- _Listing_:
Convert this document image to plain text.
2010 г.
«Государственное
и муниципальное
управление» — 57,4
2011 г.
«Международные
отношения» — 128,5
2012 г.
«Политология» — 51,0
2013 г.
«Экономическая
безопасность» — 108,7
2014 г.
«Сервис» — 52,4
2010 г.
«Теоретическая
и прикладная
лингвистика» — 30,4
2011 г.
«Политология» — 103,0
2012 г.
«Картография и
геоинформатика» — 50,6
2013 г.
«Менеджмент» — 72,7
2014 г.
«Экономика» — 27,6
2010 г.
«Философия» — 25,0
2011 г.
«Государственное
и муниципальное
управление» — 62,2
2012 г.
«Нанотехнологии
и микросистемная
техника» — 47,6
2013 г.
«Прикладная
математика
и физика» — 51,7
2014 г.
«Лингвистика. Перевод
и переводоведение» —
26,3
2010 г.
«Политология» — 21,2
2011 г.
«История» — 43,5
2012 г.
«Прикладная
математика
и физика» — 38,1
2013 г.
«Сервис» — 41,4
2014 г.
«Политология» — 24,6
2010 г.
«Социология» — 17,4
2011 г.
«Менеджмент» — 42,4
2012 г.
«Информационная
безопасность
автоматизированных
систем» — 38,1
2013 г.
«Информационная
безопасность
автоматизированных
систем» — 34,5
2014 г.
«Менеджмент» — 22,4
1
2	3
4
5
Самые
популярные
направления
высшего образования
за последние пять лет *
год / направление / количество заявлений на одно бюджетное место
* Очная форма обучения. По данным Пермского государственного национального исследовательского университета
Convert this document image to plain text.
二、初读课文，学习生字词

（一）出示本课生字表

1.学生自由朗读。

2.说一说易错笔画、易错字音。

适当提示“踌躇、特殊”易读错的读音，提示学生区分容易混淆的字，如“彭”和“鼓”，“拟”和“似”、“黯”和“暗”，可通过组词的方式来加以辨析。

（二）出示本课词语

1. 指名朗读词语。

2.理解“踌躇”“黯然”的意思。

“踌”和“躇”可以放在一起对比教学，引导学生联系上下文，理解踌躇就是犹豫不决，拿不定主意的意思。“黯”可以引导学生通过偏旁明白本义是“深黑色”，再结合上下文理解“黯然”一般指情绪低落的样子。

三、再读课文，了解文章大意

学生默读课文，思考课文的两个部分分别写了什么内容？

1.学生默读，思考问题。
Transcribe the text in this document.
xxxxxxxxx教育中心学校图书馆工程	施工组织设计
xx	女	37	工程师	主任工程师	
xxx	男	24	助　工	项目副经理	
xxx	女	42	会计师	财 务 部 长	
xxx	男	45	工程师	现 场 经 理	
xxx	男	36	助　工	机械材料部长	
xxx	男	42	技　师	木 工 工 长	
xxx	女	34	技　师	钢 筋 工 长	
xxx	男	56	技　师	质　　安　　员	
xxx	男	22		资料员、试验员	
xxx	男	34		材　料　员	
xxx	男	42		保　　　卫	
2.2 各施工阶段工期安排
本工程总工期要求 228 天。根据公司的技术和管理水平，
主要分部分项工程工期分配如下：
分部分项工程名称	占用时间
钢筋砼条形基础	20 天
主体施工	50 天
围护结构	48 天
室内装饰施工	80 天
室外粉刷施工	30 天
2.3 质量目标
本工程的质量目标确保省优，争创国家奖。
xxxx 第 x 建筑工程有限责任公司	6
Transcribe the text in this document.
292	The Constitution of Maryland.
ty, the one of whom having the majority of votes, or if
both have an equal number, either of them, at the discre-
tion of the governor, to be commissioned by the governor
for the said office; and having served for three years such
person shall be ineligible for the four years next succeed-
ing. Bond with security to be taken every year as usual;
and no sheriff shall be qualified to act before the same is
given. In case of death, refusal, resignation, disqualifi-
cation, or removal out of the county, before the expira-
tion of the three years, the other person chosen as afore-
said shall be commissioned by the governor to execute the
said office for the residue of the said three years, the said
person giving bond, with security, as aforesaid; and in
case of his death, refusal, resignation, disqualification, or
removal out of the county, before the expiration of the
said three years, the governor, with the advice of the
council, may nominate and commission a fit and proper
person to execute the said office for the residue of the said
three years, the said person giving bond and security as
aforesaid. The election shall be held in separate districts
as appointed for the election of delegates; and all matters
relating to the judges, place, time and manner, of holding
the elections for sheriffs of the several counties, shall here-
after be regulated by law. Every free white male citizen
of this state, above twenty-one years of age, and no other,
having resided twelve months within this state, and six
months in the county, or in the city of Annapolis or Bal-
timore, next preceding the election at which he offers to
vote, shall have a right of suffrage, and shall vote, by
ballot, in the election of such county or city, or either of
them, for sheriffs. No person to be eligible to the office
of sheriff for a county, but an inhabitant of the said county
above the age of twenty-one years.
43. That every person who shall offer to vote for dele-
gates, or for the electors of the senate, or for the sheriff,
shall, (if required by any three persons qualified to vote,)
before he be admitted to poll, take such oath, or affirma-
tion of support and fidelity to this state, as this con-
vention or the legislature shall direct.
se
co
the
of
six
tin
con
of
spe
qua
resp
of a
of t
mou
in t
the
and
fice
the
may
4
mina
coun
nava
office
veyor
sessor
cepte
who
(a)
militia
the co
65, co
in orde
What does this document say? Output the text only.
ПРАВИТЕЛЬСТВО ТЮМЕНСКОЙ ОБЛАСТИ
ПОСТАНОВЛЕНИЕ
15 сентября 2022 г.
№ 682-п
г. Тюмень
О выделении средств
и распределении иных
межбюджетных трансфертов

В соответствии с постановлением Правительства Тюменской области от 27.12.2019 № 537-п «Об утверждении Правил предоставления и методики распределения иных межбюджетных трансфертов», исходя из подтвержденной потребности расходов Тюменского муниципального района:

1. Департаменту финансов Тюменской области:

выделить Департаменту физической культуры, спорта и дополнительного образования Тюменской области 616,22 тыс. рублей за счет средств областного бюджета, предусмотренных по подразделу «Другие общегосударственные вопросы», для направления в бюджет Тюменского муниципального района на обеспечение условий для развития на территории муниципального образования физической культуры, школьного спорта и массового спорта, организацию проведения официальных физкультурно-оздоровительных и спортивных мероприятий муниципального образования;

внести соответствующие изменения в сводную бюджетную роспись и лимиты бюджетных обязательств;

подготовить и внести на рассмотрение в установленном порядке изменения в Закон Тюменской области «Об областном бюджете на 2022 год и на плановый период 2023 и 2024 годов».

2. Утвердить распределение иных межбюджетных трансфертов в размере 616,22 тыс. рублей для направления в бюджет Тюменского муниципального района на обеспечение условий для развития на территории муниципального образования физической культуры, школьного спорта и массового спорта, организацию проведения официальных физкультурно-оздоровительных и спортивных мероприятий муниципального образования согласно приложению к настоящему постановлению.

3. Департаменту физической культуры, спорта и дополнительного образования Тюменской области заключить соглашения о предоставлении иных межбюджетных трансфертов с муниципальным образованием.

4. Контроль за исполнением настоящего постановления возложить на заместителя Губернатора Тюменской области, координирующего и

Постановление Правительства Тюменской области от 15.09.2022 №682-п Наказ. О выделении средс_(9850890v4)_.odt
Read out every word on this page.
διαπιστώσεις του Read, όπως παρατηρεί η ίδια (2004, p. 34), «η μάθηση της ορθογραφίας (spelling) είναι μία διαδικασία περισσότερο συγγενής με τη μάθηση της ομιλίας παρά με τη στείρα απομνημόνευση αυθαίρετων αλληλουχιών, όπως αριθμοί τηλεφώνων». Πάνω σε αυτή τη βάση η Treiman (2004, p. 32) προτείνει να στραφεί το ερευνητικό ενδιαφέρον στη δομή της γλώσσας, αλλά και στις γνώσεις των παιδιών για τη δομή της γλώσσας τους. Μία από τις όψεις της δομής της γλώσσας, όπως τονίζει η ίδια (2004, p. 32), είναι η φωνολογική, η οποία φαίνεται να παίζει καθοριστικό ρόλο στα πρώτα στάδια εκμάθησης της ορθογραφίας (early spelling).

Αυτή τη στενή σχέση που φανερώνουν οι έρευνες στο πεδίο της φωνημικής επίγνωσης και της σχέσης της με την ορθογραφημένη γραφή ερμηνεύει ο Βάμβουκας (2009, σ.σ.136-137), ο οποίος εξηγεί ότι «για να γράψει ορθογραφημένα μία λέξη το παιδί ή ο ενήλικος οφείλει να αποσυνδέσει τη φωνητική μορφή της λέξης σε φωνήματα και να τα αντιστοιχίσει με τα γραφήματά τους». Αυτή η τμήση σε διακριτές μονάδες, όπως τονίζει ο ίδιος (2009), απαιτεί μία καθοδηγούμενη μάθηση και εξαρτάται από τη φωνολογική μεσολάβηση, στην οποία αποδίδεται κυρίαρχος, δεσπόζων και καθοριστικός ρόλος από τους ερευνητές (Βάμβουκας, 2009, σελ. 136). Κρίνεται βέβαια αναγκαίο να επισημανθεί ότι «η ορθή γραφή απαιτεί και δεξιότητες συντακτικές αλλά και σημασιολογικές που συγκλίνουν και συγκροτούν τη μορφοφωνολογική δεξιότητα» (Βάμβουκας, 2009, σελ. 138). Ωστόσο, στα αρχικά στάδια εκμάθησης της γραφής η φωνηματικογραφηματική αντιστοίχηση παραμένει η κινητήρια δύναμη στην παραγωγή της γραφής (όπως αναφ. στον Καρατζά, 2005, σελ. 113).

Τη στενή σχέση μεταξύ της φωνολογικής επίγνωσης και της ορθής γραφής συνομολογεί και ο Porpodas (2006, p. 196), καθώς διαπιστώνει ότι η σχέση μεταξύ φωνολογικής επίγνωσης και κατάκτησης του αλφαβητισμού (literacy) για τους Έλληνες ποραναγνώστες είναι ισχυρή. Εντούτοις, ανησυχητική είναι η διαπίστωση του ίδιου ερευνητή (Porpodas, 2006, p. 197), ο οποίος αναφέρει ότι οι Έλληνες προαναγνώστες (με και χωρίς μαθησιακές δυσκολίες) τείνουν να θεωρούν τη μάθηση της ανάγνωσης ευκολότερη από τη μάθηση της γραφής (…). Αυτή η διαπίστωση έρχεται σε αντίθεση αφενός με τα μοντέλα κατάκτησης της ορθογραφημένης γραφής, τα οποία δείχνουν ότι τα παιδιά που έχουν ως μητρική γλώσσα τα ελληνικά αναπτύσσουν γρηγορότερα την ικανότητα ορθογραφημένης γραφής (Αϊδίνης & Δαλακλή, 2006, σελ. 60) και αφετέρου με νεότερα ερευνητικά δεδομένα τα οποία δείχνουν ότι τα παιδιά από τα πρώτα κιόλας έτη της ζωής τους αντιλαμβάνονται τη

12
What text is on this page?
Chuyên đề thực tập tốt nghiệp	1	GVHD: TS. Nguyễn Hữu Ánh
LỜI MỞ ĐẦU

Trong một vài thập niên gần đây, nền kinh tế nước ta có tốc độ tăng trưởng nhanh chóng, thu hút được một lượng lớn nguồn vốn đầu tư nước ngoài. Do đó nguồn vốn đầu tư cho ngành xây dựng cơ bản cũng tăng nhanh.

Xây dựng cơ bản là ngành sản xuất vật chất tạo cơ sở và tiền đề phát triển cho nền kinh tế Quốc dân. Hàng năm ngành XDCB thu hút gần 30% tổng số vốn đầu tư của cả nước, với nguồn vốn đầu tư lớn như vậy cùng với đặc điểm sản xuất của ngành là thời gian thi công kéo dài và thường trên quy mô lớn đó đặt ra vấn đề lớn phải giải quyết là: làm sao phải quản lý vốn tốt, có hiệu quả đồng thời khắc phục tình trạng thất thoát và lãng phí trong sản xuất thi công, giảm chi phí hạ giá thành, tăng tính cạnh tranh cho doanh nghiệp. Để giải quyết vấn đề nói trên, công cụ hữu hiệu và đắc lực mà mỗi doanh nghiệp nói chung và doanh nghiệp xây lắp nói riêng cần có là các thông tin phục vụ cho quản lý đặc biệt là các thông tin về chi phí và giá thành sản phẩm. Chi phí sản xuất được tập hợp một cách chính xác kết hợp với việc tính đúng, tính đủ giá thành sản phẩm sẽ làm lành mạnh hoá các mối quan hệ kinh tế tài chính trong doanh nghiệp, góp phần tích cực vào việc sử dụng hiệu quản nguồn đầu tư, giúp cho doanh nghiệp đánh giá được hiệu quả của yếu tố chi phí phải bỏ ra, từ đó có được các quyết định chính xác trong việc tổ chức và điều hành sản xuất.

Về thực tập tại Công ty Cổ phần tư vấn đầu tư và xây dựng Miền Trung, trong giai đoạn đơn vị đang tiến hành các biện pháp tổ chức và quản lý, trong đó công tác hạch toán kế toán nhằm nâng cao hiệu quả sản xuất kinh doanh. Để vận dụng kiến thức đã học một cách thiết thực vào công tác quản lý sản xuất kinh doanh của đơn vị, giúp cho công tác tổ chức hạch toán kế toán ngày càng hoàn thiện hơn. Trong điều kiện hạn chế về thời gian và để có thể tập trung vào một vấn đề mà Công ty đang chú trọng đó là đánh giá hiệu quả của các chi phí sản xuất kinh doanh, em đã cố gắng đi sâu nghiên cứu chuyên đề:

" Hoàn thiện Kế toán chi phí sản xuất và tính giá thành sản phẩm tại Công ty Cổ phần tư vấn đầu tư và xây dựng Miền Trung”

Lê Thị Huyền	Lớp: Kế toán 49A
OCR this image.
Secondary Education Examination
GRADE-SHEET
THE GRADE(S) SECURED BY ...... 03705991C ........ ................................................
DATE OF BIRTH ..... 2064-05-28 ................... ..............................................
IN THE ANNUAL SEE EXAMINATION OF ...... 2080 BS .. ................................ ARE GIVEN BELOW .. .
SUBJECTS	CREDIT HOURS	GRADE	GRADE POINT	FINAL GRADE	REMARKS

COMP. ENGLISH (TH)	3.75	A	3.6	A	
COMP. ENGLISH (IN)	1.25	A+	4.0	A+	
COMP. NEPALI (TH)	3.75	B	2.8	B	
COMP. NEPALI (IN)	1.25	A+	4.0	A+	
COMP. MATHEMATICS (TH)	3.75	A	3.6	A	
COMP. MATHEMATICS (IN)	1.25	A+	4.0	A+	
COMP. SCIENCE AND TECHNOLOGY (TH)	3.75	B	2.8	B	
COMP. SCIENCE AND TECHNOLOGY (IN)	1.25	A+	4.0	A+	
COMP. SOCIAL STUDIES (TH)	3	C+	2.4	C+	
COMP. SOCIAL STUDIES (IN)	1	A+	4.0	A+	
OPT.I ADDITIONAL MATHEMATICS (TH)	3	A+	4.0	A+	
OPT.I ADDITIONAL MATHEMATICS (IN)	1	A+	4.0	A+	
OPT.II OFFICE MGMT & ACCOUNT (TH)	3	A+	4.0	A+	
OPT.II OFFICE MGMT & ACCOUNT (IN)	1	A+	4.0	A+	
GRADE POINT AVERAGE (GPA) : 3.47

- _Task objective_: Which lines hold the string "GRADE"? List them all.

- _Result for this task_:
GRADE-SHEET
THE GRADE(S) SECURED BY ...... 03705991C ........ ................................................
SUBJECTS	CREDIT HOURS	GRADE	GRADE POINT	FINAL GRADE	REMARKS
GRADE POINT AVERAGE (GPA) : 3.47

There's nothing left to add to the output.